**Set task**
Determine the number of lines holding the word "name"; answer with that number only.

**Provided information**
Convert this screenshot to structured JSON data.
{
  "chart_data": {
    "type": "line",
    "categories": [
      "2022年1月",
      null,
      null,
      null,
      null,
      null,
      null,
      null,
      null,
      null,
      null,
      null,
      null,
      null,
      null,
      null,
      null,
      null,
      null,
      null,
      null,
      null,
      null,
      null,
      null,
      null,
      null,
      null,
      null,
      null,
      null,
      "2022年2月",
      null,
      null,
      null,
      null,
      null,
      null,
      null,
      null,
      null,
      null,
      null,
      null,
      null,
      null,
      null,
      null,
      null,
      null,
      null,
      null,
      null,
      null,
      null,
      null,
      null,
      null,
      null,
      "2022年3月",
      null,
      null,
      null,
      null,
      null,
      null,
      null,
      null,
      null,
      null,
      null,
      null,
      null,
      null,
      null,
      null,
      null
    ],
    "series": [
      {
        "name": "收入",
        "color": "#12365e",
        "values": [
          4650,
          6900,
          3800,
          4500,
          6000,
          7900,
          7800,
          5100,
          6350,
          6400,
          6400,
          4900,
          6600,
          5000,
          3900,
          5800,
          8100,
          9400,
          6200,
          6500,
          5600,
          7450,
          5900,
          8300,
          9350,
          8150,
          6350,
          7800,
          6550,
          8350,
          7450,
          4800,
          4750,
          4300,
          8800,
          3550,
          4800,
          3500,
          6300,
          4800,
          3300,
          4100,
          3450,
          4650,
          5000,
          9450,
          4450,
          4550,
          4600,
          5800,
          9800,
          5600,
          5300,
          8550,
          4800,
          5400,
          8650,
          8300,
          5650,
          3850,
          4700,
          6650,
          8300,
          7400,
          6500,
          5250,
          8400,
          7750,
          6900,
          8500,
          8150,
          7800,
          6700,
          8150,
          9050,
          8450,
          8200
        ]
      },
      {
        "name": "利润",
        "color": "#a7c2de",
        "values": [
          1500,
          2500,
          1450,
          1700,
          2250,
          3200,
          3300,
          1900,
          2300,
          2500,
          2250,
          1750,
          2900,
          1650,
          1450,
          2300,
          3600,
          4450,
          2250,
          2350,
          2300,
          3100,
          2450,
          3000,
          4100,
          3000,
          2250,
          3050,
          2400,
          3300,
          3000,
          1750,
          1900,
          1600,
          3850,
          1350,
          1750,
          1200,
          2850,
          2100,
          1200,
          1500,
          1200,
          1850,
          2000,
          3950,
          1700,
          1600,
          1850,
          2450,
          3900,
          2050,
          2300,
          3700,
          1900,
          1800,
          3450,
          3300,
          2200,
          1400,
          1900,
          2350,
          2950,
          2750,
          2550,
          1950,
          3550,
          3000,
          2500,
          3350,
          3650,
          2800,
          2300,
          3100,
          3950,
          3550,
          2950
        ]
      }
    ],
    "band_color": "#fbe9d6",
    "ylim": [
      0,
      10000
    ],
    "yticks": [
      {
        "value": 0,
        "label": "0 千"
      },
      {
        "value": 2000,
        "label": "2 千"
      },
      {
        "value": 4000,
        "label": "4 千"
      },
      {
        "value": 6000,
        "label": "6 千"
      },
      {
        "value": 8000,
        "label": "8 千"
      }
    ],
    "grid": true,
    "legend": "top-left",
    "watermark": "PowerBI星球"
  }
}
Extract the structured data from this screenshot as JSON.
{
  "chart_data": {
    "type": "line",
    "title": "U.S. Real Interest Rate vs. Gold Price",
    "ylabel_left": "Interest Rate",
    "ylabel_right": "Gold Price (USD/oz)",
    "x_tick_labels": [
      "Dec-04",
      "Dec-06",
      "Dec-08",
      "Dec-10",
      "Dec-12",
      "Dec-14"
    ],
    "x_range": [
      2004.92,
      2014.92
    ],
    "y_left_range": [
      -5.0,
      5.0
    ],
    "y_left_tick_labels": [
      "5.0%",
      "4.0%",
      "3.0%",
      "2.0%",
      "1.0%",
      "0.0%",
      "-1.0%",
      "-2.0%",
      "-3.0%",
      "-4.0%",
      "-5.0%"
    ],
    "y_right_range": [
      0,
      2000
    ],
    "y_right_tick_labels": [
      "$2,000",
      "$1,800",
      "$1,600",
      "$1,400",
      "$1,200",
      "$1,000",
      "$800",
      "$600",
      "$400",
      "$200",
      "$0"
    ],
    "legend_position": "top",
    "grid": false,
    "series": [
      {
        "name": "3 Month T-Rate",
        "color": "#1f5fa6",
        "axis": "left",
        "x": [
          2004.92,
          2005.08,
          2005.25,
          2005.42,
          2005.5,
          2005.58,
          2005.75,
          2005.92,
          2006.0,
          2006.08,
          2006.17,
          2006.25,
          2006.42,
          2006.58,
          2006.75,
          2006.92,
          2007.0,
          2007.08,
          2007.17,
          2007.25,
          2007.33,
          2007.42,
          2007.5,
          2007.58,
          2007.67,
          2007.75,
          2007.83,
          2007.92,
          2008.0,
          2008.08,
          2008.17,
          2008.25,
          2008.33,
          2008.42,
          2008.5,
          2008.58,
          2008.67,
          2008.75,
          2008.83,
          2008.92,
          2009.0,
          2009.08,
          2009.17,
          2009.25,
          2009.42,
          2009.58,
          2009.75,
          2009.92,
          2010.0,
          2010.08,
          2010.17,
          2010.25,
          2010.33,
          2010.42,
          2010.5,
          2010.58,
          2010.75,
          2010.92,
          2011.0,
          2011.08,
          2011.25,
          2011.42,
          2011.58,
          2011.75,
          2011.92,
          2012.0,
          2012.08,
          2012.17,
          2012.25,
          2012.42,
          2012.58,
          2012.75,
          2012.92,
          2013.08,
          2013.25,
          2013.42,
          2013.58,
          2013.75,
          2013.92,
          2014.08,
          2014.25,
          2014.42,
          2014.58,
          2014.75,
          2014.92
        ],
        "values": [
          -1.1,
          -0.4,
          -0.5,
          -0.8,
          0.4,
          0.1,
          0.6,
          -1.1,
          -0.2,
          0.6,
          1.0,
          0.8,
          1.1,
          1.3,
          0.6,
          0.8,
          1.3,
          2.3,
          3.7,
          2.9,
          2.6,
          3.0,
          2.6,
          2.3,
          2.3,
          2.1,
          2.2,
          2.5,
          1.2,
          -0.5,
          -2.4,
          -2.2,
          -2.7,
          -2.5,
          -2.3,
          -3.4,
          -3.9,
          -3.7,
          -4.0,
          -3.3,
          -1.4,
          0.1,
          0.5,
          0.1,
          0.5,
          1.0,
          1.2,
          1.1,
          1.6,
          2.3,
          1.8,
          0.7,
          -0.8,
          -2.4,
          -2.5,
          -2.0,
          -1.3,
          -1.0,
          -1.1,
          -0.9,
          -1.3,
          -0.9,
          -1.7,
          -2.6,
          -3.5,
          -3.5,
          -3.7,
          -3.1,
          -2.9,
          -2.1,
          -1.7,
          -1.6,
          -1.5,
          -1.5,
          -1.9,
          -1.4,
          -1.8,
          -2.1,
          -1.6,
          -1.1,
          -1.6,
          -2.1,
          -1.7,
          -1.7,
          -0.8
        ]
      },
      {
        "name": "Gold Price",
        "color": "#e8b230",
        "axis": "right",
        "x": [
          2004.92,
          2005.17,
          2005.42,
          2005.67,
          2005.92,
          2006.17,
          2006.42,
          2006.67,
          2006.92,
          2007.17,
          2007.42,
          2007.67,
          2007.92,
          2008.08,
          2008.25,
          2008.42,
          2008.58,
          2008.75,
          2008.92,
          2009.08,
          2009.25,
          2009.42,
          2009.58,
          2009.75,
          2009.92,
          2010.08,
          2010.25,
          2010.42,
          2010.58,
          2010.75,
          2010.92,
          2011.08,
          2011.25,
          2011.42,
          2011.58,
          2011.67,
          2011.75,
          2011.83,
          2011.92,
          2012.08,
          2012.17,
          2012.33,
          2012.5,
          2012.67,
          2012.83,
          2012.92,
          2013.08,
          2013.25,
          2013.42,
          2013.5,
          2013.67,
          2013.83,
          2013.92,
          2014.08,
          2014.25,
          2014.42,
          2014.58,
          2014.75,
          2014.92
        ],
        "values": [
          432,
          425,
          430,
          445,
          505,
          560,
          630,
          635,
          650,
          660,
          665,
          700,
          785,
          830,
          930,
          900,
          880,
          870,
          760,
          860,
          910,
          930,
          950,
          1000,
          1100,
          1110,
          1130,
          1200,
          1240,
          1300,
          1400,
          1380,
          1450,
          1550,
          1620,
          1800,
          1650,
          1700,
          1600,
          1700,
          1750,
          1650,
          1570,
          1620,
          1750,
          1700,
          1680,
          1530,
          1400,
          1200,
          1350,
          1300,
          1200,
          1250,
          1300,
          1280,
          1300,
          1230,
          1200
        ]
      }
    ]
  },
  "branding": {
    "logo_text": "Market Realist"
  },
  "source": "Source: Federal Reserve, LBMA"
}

**Correct output**
4